» **SELECTED TEXT**:
———
This page only gives legal information.  If you have a legal problem you should contact a lawyer.

Q - What is SCAN?

‘SCAN’ is a Nova Scotia law called the Safer Communities and Neighbourhoods Act.

SCAN deals with illegal activities that adversely affect a neighbourhood that:

  • may be a health, safety or security concern, or
  • interfere with peaceful enjoyment of property.

For example, SCAN covers specific activities like:

  • illegal sale of alcohol or drugs
  • illegal gambling, or
  • prostitution.

SCAN allows anyone to complain anonymously to Nova Scotia’s Public Safety Investigation Unit if they are concerned that these types of activities may be happening on a regular basis in their community.

Q - Who can make a complaint?

Anyone can make a complaint if they believe activities like illegal sale of alcohol, possession of drugs, gambling, prostitution, are regularly happening in their community. Complaints are confidential.

Once you make a complaint you are referred to as the “complainant”. Your identity cannot be revealed unless you agree in writing. To make a complaint contact Nova Scotia’s Public Safety Investigation Unit at 1-877-357-2337. You’ll find more information online at www.gov.ns.ca/just/Public_Safety/safer_communities.asp

Q - How do I make a complaint?

Call the Public Safety Investigation Unit at 1-877-357-2337 to make a complaint.

Q - What happens if a complaint is made?

After a complaint is made the Director of Public Safety or public safety investigators may:

  • Try to solve the problem informally
  • Ask for more information
  • Question neighbourhood residents
  • Investigate the complaint, including conducting surveillance of the property
  • Send warning letters to the property owner or occupants
  • Apply to court for a community safety order
  • Take other steps the Director considers appropriate

The Director may decide not to act on a complaint, or to stop action on a complaint, and must tell the complainant about this decision in writing.

The Director does not have to give reasons for a decision.

Q - What is a Community Safety Order?

A Community Safety Order is a court order that requires people to stop doing specific illegal things on a property, and may also order people to leave a property.

A Community Safety Order:

  • gives the property’s address
  • describes specific activities that are the reason for the order
  • requires people not to do or allow any of the activities at the property
  • requires certain people named in the order to do what is reasonable to stop the activities from continuing or happening again, and
  • gives the date the order ends.

Depending on the situation, a community safety order might also:

  • Order people to leave the property
  • Stop people from going back to the property
  • End a lease or tenancy agreement
  • Order that the property be closed for up to 90 days, and
  • Give the owner possession of the property.

Q - When will the Court decide to impose a Community Safety Order?

A Community Safety Order might be put in place if the court is satisfied that

  • there are activities happening that show the property is being used for a ‘specified use’, and
  • the activities negatively affect the community or neighbourhood.

‘Specified use’ includes: illegal sale of liquor, prostitution, illegal gambling, illegal possession, use, sale, transfer or exchange of drugs. The activities must be happening on a regular basis.

Q - I'’ve been served with a Community Safety Order. Can it be changed or overturned?
———
» **DATA LISTING**:
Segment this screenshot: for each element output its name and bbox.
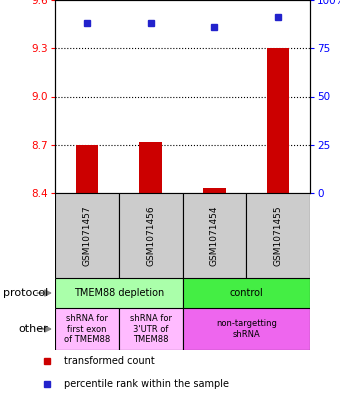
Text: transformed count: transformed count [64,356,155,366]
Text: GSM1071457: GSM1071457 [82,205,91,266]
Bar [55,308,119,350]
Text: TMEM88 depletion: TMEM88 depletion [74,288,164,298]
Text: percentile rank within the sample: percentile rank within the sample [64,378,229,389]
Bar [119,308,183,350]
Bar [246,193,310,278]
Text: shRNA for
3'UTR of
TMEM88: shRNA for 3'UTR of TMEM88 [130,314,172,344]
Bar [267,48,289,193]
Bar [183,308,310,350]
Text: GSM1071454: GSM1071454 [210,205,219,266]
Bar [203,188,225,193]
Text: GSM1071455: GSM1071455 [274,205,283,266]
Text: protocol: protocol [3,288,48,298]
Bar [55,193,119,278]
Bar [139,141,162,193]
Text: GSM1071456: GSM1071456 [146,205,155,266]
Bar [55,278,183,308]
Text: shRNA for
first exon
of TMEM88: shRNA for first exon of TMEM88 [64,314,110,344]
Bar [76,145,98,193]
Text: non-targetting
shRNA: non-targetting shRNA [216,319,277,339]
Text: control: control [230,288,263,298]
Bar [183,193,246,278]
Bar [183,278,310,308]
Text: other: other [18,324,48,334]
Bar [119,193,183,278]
———
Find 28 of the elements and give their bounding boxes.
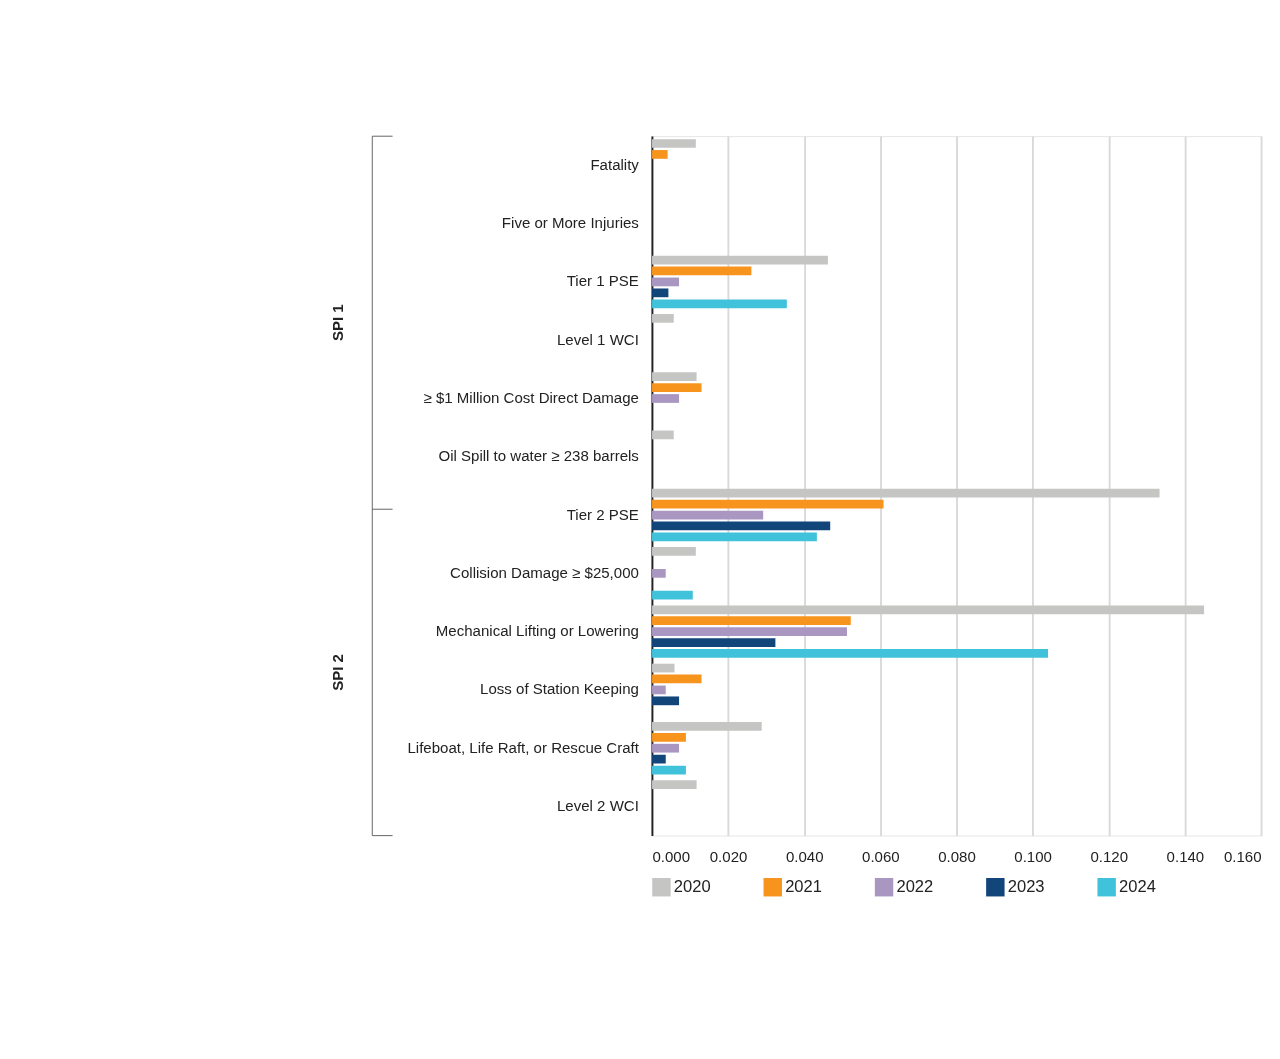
———
» **ACTIONS TO TAKE**:
a: Please retype the part of the SCAN page from "Depending on the" to "of the property.".
b: According to the SCAN page, what is the longest a community safety order can close a property?

» **ANSWERS FOR THE EXERCISE**:
a:
Depending on the situation, a community safety order might also:

  • Order people to leave the property
  • Stop people from going back to the property
  • End a lease or tenancy agreement
  • Order that the property be closed for up to 90 days, and
  • Give the owner possession of the property.

b: Up to 90 days.